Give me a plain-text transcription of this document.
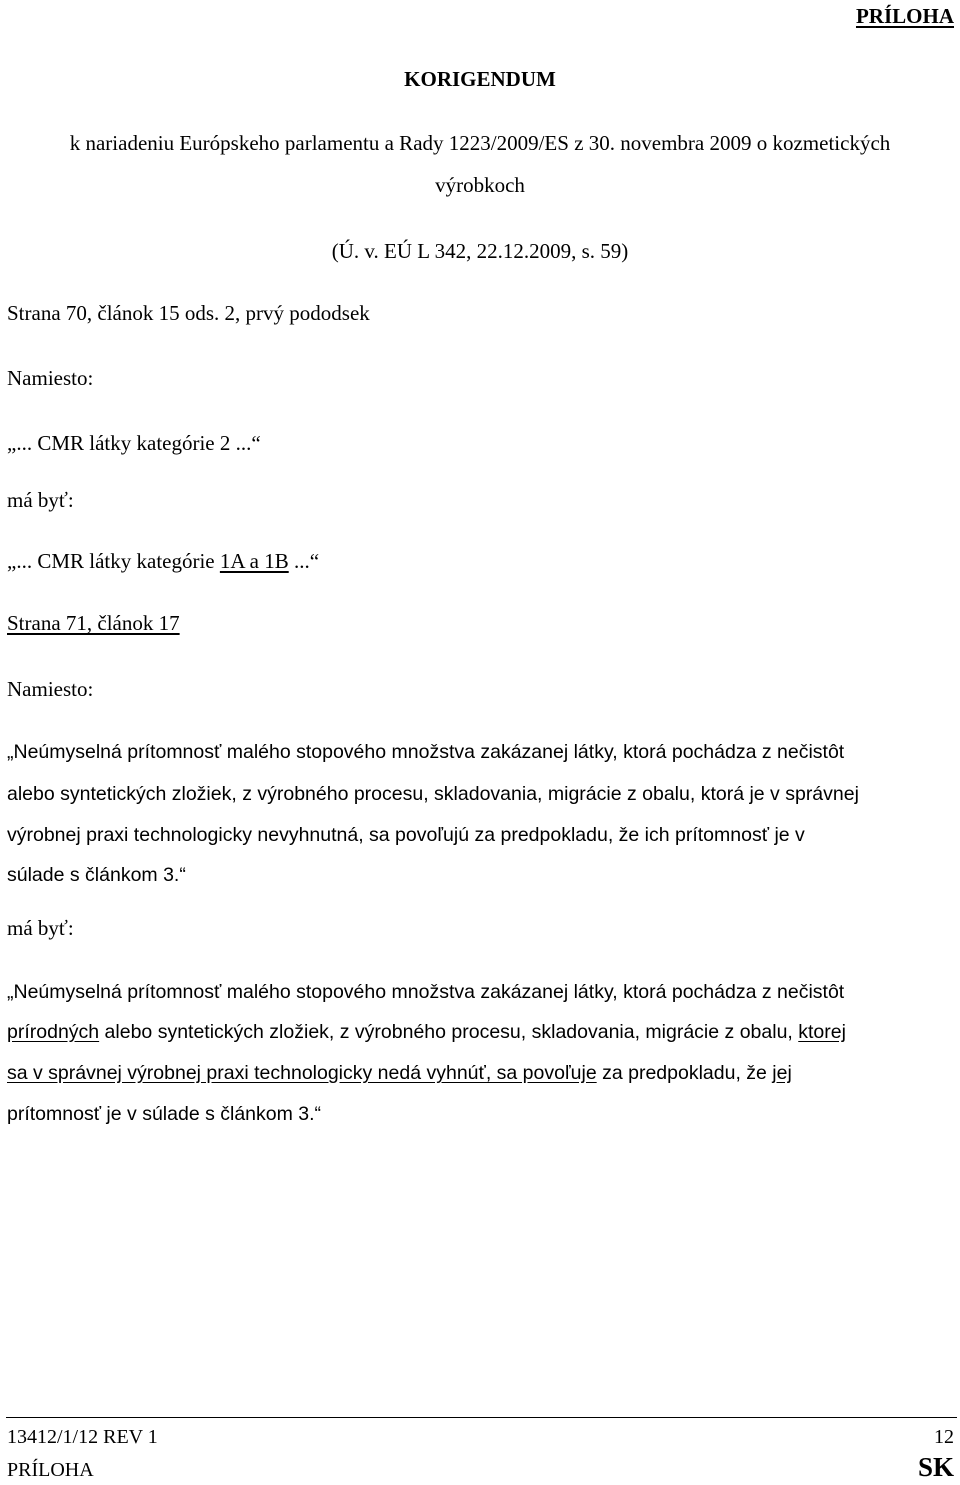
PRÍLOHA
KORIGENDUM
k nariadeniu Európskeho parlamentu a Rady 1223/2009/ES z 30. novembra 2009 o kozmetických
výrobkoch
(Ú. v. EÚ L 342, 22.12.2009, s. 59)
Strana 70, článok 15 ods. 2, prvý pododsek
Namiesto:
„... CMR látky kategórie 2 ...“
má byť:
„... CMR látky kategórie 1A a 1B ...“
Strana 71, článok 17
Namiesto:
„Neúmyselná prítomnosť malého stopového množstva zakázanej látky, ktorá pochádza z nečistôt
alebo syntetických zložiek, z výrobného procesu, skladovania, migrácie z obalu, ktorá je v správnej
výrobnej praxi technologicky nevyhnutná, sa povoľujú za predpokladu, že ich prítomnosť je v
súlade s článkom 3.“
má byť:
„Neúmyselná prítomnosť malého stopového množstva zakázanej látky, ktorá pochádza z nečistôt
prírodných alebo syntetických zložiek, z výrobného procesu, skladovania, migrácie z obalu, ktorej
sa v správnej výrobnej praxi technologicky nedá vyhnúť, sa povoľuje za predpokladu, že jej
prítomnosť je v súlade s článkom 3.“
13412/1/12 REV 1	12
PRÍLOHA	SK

> Short problem
Look through the entries and return every line where "alebo" appears.

> Solution to the problem
alebo syntetických zložiek, z výrobného procesu, skladovania, migrácie z obalu, ktorá je v správnej
prírodných alebo syntetických zložiek, z výrobného procesu, skladovania, migrácie z obalu, ktorej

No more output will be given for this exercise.